> DIRECTION
Drop every picture, then transcribe the remaining data exactly.

[Start MATERIAL FOR THIS TASK]

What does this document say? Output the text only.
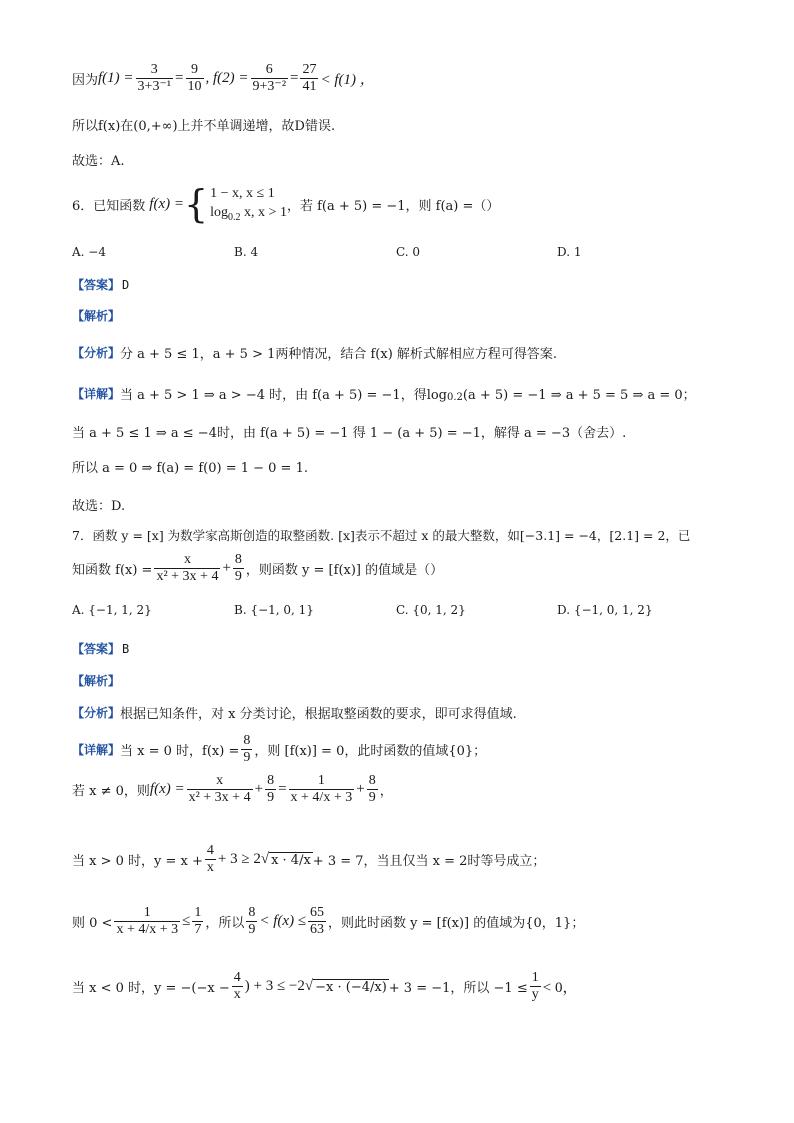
因为 $f(1) = \frac{3}{\text{3+3⁻¹}} = \frac{9}{10}$ , $f(2) = \frac{6}{\text{9+3⁻²}} = \frac{27}{41} < f(1)$ ，
所以f(x)在(0,+∞)上并不单调递增，故D错误.
故选：A.
6．已知函数 f(x) = { 1 − x, x ≤ 1
$\log_{0.2} x$, x > 1 ，若 f(a + 5) = −1，则 f(a) =（）
A. −4	B. 4	C. 0	D. 1
【答案】 D
【解析】
【分析】 分 a + 5 ≤ 1，a + 5 > 1两种情况，结合 f(x) 解析式解相应方程可得答案.
【详解】 当 a + 5 > 1 ⇒ a > −4 时，由 f(a + 5) = −1，得log 0.2 (a + 5) = −1 ⇒ a + 5 = 5 ⇒ a = 0；
当 a + 5 ≤ 1 ⇒ a ≤ −4时，由 f(a + 5) = −1 得 1 − (a + 5) = −1，解得 a = −3（舍去）.
所以 a = 0 ⇒ f(a) = f(0) = 1 − 0 = 1.
故选：D.
7．函数 y = [x] 为数学家高斯创造的取整函数. [x]表示不超过 x 的最大整数，如[−3.1] = −4，[2.1] = 2，已
知函数 $f(x) = \frac{x}{\text{x² + 3x + 4}} + \frac{8}{9}$ ，则函数 y = [f(x)] 的值域是（）
A. {−1, 1, 2}	B. {−1, 0, 1}	C. {0, 1, 2}	D. {−1, 0, 1, 2}
【答案】 B
【解析】
【分析】 根据已知条件，对 x 分类讨论，根据取整函数的要求，即可求得值域.
【详解】 当 x = 0 时，$f(x) = \frac{8}{9}$ ，则 [f(x)] = 0，此时函数的值域{0}；
若 x ≠ 0，则 $f(x) = \frac{x}{\text{x² + 3x + 4}} + \frac{8}{9} = \frac{1}{x + 4/x + 3} + \frac{8}{9}$ ，
当 x > 0 时，$y = x + \frac{4}{x} + 3 \ge 2$ √ x · 4/x + 3 = 7，当且仅当 x = 2时等号成立；
则 $0 < \frac{1}{x + 4/x + 3} \le \frac{1}{7}$ ，所以 $\frac{8}{9} < f(x) \le \frac{65}{63}$ ，则此时函数 y = [f(x)] 的值域为{0，1}；
当 x < 0 时，$y = -(-x - \frac{4}{x}$ ) + 3 ≤ −2 √ −x · (−4/x) + 3 = −1，所以 $-1 \le \frac{1}{y} < 0$，
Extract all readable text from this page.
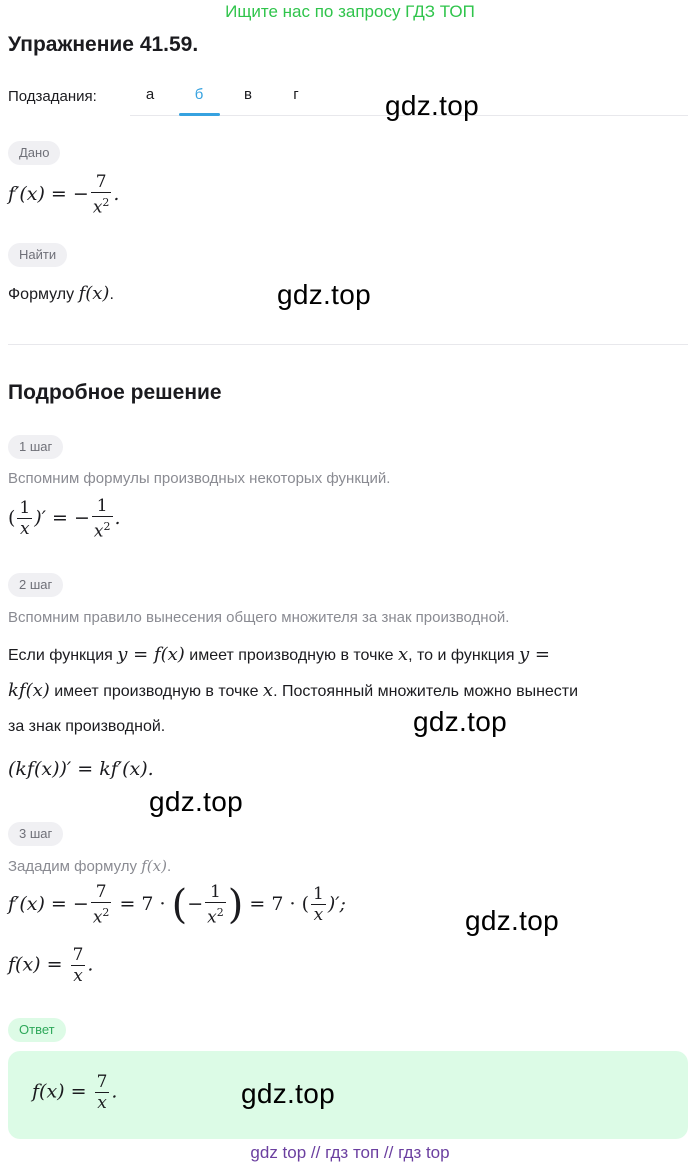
Ищите нас по запросу ГДЗ ТОП
Упражнение 41.59.
Подзадания:	а	б	в	г	gdz.top
Дано
f′(x) = − $\frac{7}{x^2}$ .
Найти
Формулу f(x).	gdz.top
Подробное решение
1 шаг
Вспомним формулы производных некоторых функций.
( $\frac{1}{x}$ )′ = − $\frac{1}{x^2}$ .
2 шаг
Вспомним правило вынесения общего множителя за знак производной.
Если функция y = f(x) имеет производную в точке x, то и функция y =
kf(x) имеет производную в точке x. Постоянный множитель можно вынести
за знак производной.	gdz.top
(kf(x))′ = kf′(x).
gdz.top
3 шаг
Зададим формулу f(x).
f′(x) = − $\frac{7}{x^2} = 7$ · (− $\frac{1}{x^2}$ ) = 7 · ( $\frac{1}{x}$ )′;
gdz.top
$f(x) = \frac{7}{x}$ .
Ответ
$f(x) = \frac{7}{x}$ .	gdz.top
gdz top // гдз топ // гдз top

[End MATERIAL FOR THIS TASK]

> FULL SOLUTION
What does this document say? Output the text only.
因为 $f(1) = \frac{3}{\text{3+3⁻¹}} = \frac{9}{10}$ , $f(2) = \frac{6}{\text{9+3⁻²}} = \frac{27}{41} < f(1)$ ，
所以f(x)在(0,+∞)上并不单调递增，故D错误.
故选：A.
6．已知函数 f(x) = { 1 − x, x ≤ 1
$\log_{0.2} x$, x > 1 ，若 f(a + 5) = −1，则 f(a) =（）
A. −4	B. 4	C. 0	D. 1
【答案】 D
【解析】
【分析】 分 a + 5 ≤ 1，a + 5 > 1两种情况，结合 f(x) 解析式解相应方程可得答案.
【详解】 当 a + 5 > 1 ⇒ a > −4 时，由 f(a + 5) = −1，得log 0.2 (a + 5) = −1 ⇒ a + 5 = 5 ⇒ a = 0；
当 a + 5 ≤ 1 ⇒ a ≤ −4时，由 f(a + 5) = −1 得 1 − (a + 5) = −1，解得 a = −3（舍去）.
所以 a = 0 ⇒ f(a) = f(0) = 1 − 0 = 1.
故选：D.
7．函数 y = [x] 为数学家高斯创造的取整函数. [x]表示不超过 x 的最大整数，如[−3.1] = −4，[2.1] = 2，已
知函数 $f(x) = \frac{x}{\text{x² + 3x + 4}} + \frac{8}{9}$ ，则函数 y = [f(x)] 的值域是（）
A. {−1, 1, 2}	B. {−1, 0, 1}	C. {0, 1, 2}	D. {−1, 0, 1, 2}
【答案】 B
【解析】
【分析】 根据已知条件，对 x 分类讨论，根据取整函数的要求，即可求得值域.
【详解】 当 x = 0 时，$f(x) = \frac{8}{9}$ ，则 [f(x)] = 0，此时函数的值域{0}；
若 x ≠ 0，则 $f(x) = \frac{x}{\text{x² + 3x + 4}} + \frac{8}{9} = \frac{1}{x + 4/x + 3} + \frac{8}{9}$ ，
当 x > 0 时，$y = x + \frac{4}{x} + 3 \ge 2$ √ x · 4/x + 3 = 7，当且仅当 x = 2时等号成立；
则 $0 < \frac{1}{x + 4/x + 3} \le \frac{1}{7}$ ，所以 $\frac{8}{9} < f(x) \le \frac{65}{63}$ ，则此时函数 y = [f(x)] 的值域为{0，1}；
当 x < 0 时，$y = -(-x - \frac{4}{x}$ ) + 3 ≤ −2 √ −x · (−4/x) + 3 = −1，所以 $-1 \le \frac{1}{y} < 0$，
Extract all readable text from this page.
Ищите нас по запросу ГДЗ ТОП
Упражнение 41.59.
Подзадания:	а	б	в	г	gdz.top
Дано
f′(x) = − $\frac{7}{x^2}$ .
Найти
Формулу f(x).	gdz.top
Подробное решение
1 шаг
Вспомним формулы производных некоторых функций.
( $\frac{1}{x}$ )′ = − $\frac{1}{x^2}$ .
2 шаг
Вспомним правило вынесения общего множителя за знак производной.
Если функция y = f(x) имеет производную в точке x, то и функция y =
kf(x) имеет производную в точке x. Постоянный множитель можно вынести
за знак производной.	gdz.top
(kf(x))′ = kf′(x).
gdz.top
3 шаг
Зададим формулу f(x).
f′(x) = − $\frac{7}{x^2} = 7$ · (− $\frac{1}{x^2}$ ) = 7 · ( $\frac{1}{x}$ )′;
gdz.top
$f(x) = \frac{7}{x}$ .
Ответ
$f(x) = \frac{7}{x}$ .	gdz.top
gdz top // гдз топ // гдз top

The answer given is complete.